* What is needed: State only how many lines contain the string "LOUISE".

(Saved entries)
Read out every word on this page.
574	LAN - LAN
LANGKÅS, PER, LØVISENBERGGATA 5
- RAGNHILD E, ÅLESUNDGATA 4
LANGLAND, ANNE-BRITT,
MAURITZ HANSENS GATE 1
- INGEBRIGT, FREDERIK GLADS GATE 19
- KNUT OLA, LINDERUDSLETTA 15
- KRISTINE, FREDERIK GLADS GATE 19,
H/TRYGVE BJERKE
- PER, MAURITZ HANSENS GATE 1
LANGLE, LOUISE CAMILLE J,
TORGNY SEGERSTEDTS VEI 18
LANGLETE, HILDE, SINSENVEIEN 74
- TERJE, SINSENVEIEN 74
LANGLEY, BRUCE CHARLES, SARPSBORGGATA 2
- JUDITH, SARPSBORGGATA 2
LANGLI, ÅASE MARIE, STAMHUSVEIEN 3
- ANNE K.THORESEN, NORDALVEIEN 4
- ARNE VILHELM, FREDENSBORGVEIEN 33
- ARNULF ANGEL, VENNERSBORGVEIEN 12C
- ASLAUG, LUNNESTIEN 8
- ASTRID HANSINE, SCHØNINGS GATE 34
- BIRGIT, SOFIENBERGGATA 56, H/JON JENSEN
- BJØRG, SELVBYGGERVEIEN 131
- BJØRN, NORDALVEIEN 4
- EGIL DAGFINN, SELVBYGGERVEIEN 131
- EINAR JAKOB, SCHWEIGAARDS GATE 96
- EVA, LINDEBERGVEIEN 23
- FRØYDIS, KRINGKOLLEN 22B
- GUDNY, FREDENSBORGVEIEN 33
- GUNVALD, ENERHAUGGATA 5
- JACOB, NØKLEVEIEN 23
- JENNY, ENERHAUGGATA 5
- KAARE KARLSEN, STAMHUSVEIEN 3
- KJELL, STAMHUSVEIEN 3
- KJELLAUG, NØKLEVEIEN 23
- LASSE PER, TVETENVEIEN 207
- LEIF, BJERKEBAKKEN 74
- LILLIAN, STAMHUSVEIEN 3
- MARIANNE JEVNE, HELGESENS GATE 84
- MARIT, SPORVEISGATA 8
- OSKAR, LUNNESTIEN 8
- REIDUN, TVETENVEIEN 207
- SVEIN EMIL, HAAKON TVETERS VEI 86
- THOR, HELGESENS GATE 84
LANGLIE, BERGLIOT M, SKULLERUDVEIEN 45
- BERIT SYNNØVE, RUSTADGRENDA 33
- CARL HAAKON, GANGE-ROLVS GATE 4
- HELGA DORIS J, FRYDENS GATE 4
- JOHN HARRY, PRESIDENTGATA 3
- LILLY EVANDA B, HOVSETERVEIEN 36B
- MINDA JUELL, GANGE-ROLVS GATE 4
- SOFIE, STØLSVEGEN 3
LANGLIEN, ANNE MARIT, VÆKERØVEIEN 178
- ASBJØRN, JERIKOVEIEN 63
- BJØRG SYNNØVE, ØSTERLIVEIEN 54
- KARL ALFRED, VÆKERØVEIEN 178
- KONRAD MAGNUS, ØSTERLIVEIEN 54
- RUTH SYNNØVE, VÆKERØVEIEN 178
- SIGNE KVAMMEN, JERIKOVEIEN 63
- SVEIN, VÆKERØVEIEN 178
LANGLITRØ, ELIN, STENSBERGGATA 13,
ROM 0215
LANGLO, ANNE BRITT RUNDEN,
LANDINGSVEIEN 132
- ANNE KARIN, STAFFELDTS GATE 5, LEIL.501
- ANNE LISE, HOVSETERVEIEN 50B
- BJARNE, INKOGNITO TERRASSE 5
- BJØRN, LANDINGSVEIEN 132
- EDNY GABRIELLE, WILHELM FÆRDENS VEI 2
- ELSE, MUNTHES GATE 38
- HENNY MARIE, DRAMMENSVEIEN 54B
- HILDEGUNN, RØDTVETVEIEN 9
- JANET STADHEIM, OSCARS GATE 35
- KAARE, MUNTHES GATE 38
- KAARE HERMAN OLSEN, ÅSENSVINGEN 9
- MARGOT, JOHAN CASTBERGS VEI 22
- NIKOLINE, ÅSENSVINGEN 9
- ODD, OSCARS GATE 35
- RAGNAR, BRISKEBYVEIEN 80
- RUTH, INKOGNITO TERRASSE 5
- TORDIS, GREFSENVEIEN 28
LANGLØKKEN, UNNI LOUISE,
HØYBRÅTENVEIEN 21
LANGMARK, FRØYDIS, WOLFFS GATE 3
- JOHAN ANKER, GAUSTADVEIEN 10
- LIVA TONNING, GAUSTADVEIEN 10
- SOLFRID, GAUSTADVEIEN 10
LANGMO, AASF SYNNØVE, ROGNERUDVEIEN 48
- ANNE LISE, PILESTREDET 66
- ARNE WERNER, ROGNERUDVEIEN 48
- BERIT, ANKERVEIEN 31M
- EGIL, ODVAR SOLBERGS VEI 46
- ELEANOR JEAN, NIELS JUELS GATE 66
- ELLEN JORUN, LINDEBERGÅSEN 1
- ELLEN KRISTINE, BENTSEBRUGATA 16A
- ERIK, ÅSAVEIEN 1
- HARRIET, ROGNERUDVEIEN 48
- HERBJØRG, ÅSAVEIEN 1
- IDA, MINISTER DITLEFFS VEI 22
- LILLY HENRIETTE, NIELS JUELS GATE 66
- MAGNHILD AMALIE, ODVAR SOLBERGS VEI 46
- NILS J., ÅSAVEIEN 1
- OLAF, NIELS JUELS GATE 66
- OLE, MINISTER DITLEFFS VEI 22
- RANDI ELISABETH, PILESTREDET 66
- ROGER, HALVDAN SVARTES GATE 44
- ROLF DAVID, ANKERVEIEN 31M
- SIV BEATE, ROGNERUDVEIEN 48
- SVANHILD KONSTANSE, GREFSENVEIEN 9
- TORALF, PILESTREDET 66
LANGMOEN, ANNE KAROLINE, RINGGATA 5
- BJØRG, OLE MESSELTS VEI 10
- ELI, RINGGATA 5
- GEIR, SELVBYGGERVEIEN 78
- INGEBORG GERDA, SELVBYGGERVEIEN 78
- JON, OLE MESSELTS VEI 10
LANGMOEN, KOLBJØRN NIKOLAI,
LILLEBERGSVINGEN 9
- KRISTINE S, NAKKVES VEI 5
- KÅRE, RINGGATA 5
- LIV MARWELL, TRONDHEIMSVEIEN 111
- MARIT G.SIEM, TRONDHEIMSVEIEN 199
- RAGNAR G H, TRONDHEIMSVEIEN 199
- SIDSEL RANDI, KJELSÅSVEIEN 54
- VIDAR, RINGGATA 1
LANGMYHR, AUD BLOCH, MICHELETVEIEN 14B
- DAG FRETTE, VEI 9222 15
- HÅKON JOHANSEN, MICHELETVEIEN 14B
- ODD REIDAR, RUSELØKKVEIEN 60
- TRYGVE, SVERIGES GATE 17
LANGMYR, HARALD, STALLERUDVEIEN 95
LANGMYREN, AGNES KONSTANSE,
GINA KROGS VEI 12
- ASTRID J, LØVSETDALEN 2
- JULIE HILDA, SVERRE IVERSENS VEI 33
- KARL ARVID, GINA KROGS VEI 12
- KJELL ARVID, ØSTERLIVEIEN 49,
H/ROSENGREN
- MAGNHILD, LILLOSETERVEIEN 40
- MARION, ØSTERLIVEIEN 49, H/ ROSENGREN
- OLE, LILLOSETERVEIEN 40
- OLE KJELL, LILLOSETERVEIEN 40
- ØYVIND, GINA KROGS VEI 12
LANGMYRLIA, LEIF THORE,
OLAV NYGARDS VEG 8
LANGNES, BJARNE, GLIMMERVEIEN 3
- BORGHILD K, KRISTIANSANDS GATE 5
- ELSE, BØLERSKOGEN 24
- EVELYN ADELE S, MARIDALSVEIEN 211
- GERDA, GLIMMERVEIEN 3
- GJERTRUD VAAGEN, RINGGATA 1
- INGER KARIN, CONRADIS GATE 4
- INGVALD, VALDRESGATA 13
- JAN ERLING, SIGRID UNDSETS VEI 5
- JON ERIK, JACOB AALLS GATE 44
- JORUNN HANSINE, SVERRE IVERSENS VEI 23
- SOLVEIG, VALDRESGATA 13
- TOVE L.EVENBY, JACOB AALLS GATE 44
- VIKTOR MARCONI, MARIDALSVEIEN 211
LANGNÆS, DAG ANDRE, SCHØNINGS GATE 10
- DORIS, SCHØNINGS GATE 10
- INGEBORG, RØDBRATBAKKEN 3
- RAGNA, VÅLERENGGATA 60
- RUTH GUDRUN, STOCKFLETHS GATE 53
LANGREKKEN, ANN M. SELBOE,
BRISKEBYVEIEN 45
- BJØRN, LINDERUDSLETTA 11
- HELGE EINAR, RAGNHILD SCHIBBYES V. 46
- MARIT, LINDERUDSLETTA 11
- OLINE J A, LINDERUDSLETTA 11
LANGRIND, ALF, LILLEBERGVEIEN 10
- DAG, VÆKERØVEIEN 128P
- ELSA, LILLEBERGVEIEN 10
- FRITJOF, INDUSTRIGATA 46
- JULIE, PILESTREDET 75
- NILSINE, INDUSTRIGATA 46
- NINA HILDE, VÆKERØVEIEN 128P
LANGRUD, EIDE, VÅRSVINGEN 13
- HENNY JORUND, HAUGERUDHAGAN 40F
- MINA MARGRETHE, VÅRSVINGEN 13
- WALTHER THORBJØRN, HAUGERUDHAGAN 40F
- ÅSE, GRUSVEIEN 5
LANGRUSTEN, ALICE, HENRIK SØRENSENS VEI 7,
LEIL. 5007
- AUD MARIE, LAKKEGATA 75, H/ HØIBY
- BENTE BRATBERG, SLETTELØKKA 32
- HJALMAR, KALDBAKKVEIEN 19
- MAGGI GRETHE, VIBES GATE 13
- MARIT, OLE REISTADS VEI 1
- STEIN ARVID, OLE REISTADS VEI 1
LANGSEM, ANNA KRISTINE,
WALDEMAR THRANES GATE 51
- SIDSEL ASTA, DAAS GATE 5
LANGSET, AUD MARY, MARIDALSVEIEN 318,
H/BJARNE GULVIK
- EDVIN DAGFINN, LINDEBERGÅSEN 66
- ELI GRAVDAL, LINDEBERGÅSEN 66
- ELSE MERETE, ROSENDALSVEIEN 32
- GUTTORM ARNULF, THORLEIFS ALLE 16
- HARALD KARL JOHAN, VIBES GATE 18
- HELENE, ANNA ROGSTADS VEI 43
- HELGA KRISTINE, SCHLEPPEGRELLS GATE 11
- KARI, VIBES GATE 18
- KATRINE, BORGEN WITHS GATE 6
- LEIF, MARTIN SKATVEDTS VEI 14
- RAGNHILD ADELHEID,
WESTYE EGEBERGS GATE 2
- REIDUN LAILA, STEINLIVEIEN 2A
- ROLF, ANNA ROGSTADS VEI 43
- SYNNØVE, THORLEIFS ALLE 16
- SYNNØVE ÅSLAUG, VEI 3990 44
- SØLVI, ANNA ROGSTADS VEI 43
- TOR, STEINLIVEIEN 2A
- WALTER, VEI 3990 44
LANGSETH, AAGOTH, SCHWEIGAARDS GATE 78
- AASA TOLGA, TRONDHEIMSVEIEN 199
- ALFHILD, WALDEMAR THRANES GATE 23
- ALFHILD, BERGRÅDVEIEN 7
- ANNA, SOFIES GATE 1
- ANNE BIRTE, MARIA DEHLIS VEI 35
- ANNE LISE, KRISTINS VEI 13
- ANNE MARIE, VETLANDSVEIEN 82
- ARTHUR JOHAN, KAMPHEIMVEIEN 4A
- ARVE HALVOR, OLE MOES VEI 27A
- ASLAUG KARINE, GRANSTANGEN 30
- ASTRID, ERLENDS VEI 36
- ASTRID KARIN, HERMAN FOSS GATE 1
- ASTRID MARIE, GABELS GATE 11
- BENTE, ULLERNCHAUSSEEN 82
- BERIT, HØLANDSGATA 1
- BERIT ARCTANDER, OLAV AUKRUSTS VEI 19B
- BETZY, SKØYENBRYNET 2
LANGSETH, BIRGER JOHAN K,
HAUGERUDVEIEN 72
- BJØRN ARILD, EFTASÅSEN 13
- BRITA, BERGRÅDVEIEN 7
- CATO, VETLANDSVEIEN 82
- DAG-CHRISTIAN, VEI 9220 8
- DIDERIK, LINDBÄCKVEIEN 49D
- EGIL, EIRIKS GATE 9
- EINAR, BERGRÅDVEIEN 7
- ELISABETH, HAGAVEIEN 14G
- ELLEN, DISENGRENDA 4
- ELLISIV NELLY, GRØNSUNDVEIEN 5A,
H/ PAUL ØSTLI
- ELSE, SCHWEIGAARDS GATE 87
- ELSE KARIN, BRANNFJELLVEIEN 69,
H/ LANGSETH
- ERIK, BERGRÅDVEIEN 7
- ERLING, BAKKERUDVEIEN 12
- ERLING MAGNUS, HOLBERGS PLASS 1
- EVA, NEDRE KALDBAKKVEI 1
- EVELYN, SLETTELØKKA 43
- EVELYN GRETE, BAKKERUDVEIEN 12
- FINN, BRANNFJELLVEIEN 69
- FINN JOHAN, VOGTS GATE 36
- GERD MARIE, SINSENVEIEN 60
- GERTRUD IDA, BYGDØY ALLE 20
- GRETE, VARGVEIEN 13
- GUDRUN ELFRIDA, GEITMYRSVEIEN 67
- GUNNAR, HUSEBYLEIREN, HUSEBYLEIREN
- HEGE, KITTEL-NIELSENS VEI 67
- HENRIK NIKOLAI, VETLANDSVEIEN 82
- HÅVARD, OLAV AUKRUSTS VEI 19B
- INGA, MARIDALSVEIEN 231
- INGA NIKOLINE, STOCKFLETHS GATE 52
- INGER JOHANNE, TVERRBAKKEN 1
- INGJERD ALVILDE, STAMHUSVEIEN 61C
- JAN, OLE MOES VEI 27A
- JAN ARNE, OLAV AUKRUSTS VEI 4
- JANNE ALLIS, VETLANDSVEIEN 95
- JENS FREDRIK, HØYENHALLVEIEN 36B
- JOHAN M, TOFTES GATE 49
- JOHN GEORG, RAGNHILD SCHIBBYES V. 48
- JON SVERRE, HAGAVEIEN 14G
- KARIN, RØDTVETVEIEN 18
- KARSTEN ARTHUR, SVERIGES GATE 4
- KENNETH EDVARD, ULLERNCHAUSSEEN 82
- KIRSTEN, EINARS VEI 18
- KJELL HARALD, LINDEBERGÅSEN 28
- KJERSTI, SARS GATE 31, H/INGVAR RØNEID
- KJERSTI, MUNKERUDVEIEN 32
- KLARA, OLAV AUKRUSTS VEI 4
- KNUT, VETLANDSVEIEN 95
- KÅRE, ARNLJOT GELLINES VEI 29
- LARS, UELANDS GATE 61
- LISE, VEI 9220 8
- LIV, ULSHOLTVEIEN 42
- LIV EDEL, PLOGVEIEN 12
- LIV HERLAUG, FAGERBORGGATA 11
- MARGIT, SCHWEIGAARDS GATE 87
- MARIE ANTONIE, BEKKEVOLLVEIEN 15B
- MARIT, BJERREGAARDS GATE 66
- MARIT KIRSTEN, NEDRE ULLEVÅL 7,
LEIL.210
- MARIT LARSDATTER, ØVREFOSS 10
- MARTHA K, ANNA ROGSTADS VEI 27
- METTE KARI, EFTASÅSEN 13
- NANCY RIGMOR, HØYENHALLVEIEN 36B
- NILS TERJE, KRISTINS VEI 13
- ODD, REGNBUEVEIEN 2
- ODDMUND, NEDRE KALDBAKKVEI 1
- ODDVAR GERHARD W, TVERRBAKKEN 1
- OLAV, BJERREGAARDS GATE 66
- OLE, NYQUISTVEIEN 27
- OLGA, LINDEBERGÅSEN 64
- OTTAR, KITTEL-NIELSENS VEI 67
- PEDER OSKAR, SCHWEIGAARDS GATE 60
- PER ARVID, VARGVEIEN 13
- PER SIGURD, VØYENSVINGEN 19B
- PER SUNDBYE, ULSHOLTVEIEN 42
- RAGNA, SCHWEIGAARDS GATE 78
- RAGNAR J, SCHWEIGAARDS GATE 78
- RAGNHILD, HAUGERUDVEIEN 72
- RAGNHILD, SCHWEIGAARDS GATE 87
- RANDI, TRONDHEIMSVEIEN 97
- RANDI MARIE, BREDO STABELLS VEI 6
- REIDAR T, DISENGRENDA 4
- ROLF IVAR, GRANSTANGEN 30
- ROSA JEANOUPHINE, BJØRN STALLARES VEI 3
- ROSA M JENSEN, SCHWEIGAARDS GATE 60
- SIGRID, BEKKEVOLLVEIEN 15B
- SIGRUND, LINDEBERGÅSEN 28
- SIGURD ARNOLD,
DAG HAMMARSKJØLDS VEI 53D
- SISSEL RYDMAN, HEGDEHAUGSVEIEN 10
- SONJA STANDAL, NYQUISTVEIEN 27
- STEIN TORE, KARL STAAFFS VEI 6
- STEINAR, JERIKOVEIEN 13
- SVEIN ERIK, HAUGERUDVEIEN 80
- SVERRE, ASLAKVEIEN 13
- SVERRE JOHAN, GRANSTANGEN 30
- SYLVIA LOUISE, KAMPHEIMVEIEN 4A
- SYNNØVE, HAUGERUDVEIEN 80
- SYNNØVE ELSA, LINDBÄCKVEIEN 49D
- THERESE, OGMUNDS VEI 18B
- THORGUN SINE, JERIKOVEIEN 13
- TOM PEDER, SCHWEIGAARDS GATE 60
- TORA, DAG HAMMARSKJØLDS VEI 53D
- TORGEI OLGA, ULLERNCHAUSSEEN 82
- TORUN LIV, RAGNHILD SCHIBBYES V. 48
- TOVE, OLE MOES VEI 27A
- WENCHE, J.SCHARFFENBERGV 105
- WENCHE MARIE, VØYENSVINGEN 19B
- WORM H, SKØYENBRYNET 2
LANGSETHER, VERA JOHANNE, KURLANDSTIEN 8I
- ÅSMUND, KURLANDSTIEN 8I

* Solution for this problem: 3